■ DIRECTION
Starting with the line that contains "What text is on this page?", write out each line through the end of the listing, unchanged. Output nothing else.

(Stored dataset items)
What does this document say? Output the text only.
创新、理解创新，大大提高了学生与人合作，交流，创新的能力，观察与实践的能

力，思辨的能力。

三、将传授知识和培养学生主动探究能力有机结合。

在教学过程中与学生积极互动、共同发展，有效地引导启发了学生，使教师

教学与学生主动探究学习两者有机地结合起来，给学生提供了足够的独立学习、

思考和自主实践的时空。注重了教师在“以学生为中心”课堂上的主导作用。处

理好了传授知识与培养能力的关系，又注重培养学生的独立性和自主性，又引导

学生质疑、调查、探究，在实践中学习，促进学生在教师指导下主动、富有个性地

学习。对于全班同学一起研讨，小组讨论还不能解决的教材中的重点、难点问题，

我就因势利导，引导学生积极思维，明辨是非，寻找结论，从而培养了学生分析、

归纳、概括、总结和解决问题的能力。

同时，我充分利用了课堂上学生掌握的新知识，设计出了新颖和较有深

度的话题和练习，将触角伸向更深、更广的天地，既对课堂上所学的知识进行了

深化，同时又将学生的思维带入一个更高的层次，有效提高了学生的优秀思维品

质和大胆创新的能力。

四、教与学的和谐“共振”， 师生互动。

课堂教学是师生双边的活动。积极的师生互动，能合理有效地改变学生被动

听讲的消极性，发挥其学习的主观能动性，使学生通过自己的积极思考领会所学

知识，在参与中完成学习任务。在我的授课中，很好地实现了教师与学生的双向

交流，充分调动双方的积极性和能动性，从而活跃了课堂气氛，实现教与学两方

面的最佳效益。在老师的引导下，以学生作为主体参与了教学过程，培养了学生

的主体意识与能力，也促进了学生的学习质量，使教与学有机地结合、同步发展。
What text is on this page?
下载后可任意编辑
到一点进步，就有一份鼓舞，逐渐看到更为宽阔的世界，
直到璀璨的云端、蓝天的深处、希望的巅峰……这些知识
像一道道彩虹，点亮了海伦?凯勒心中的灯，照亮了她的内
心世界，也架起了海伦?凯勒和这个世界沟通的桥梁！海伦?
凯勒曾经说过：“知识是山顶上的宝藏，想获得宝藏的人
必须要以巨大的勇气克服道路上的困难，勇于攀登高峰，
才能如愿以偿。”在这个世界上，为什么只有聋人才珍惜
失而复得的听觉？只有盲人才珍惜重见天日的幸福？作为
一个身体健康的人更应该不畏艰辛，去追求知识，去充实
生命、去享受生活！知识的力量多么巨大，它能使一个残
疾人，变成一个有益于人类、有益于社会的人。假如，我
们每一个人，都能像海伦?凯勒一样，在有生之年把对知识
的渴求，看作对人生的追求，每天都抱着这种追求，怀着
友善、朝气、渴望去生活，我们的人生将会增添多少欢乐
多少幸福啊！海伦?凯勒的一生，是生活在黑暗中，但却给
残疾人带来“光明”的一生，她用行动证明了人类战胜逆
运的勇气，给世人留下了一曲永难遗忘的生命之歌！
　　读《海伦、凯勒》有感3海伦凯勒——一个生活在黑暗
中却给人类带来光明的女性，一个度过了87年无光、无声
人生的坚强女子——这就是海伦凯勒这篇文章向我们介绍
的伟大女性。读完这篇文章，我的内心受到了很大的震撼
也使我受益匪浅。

■ RESULT OF THE TASK
What text is on this page?
下载后可任意编辑
到一点进步，就有一份鼓舞，逐渐看到更为宽阔的世界，
直到璀璨的云端、蓝天的深处、希望的巅峰……这些知识
像一道道彩虹，点亮了海伦?凯勒心中的灯，照亮了她的内
心世界，也架起了海伦?凯勒和这个世界沟通的桥梁！海伦?
凯勒曾经说过：“知识是山顶上的宝藏，想获得宝藏的人
必须要以巨大的勇气克服道路上的困难，勇于攀登高峰，
才能如愿以偿。”在这个世界上，为什么只有聋人才珍惜
失而复得的听觉？只有盲人才珍惜重见天日的幸福？作为
一个身体健康的人更应该不畏艰辛，去追求知识，去充实
生命、去享受生活！知识的力量多么巨大，它能使一个残
疾人，变成一个有益于人类、有益于社会的人。假如，我
们每一个人，都能像海伦?凯勒一样，在有生之年把对知识
的渴求，看作对人生的追求，每天都抱着这种追求，怀着
友善、朝气、渴望去生活，我们的人生将会增添多少欢乐
多少幸福啊！海伦?凯勒的一生，是生活在黑暗中，但却给
残疾人带来“光明”的一生，她用行动证明了人类战胜逆
运的勇气，给世人留下了一曲永难遗忘的生命之歌！
　　读《海伦、凯勒》有感3海伦凯勒——一个生活在黑暗
中却给人类带来光明的女性，一个度过了87年无光、无声
人生的坚强女子——这就是海伦凯勒这篇文章向我们介绍
的伟大女性。读完这篇文章，我的内心受到了很大的震撼
也使我受益匪浅。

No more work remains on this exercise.